§ Task requirements
Tally up the lines that include "circle" and state that number by itself.
··· Input for this task ···
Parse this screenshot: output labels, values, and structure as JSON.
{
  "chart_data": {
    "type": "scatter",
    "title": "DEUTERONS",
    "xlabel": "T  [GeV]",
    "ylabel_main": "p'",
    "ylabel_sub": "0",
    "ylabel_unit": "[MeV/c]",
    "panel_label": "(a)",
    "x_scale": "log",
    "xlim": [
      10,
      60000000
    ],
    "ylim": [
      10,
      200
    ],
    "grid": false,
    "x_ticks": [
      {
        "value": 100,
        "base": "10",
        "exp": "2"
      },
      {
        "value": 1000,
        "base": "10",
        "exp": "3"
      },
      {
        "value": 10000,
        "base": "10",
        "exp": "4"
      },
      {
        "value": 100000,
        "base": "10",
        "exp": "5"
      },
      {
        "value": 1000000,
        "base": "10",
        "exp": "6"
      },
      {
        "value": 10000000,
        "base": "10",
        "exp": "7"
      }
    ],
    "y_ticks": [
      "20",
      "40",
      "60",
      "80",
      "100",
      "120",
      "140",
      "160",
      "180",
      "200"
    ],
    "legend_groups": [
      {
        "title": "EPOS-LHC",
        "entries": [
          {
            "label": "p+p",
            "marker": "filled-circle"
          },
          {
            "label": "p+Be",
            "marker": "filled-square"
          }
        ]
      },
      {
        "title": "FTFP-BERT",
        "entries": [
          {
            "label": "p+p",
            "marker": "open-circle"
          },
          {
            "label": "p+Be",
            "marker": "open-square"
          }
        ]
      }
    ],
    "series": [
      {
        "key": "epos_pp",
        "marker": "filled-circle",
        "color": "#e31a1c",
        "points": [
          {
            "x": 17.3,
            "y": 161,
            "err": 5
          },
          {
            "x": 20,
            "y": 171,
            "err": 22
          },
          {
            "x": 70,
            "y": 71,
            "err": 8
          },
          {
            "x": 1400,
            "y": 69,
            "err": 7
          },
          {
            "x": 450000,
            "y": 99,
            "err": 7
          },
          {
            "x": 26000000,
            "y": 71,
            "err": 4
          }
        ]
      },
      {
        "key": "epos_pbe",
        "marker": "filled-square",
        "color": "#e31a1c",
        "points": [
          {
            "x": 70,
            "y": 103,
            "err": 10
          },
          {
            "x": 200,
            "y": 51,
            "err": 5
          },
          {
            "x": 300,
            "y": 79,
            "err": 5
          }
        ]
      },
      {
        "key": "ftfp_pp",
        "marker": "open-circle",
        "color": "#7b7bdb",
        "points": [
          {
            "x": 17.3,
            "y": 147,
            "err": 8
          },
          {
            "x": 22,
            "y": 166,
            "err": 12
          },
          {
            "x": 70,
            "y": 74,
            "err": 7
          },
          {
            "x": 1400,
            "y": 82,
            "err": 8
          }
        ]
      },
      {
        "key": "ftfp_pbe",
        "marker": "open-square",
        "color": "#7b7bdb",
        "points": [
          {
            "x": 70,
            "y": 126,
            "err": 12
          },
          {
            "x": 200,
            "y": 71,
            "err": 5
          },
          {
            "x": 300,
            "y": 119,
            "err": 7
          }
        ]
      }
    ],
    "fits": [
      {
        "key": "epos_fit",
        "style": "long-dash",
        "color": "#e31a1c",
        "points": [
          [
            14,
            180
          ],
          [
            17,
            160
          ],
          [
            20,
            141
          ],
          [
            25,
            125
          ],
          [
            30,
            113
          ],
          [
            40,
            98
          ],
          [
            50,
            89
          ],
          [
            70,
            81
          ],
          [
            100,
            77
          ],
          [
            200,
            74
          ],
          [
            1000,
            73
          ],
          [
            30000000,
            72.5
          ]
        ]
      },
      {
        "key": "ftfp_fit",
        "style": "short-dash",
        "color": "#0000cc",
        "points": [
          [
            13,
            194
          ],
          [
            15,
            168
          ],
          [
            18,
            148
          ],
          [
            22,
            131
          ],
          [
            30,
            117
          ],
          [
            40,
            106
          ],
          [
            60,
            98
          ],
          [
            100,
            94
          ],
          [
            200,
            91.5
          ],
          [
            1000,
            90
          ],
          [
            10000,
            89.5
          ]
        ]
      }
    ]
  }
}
···
§ Full output
4